# AIM OF THE EXERCISE
Each entry has to be copied exactly, with nothing missed.

(Stored data entries)
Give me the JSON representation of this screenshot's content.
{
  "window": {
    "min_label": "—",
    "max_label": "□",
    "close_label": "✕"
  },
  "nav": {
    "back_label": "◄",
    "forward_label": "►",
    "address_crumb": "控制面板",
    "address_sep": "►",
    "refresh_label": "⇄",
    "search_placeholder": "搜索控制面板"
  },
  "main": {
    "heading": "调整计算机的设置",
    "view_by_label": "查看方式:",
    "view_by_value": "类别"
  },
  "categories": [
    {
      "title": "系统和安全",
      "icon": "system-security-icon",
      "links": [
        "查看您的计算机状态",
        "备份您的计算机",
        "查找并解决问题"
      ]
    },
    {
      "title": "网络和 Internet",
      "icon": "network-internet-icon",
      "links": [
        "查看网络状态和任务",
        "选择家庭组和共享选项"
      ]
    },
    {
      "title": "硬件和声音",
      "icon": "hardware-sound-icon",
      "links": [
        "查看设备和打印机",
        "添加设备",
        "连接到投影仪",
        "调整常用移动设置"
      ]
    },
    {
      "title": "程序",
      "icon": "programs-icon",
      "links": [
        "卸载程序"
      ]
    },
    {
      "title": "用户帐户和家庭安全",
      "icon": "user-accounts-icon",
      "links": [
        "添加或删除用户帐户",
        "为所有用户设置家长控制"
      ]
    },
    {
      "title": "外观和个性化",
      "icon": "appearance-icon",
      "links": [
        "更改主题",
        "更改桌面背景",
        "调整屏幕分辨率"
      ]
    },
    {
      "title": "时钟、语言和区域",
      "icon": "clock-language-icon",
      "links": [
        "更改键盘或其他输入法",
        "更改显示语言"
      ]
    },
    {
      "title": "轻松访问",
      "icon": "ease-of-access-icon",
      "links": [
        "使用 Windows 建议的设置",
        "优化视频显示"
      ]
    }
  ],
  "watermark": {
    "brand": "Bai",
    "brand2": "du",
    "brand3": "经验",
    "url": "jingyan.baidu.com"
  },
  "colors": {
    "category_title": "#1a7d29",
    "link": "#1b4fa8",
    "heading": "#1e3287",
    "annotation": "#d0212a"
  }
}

# RIGHT ANSWER
Give me the JSON representation of this screenshot's content.
{
  "window": {
    "min_label": "—",
    "max_label": "□",
    "close_label": "✕"
  },
  "nav": {
    "back_label": "◄",
    "forward_label": "►",
    "address_crumb": "控制面板",
    "address_sep": "►",
    "refresh_label": "⇄",
    "search_placeholder": "搜索控制面板"
  },
  "main": {
    "heading": "调整计算机的设置",
    "view_by_label": "查看方式:",
    "view_by_value": "类别"
  },
  "categories": [
    {
      "title": "系统和安全",
      "icon": "system-security-icon",
      "links": [
        "查看您的计算机状态",
        "备份您的计算机",
        "查找并解决问题"
      ]
    },
    {
      "title": "网络和 Internet",
      "icon": "network-internet-icon",
      "links": [
        "查看网络状态和任务",
        "选择家庭组和共享选项"
      ]
    },
    {
      "title": "硬件和声音",
      "icon": "hardware-sound-icon",
      "links": [
        "查看设备和打印机",
        "添加设备",
        "连接到投影仪",
        "调整常用移动设置"
      ]
    },
    {
      "title": "程序",
      "icon": "programs-icon",
      "links": [
        "卸载程序"
      ]
    },
    {
      "title": "用户帐户和家庭安全",
      "icon": "user-accounts-icon",
      "links": [
        "添加或删除用户帐户",
        "为所有用户设置家长控制"
      ]
    },
    {
      "title": "外观和个性化",
      "icon": "appearance-icon",
      "links": [
        "更改主题",
        "更改桌面背景",
        "调整屏幕分辨率"
      ]
    },
    {
      "title": "时钟、语言和区域",
      "icon": "clock-language-icon",
      "links": [
        "更改键盘或其他输入法",
        "更改显示语言"
      ]
    },
    {
      "title": "轻松访问",
      "icon": "ease-of-access-icon",
      "links": [
        "使用 Windows 建议的设置",
        "优化视频显示"
      ]
    }
  ],
  "watermark": {
    "brand": "Bai",
    "brand2": "du",
    "brand3": "经验",
    "url": "jingyan.baidu.com"
  },
  "colors": {
    "category_title": "#1a7d29",
    "link": "#1b4fa8",
    "heading": "#1e3287",
    "annotation": "#d0212a"
  }
}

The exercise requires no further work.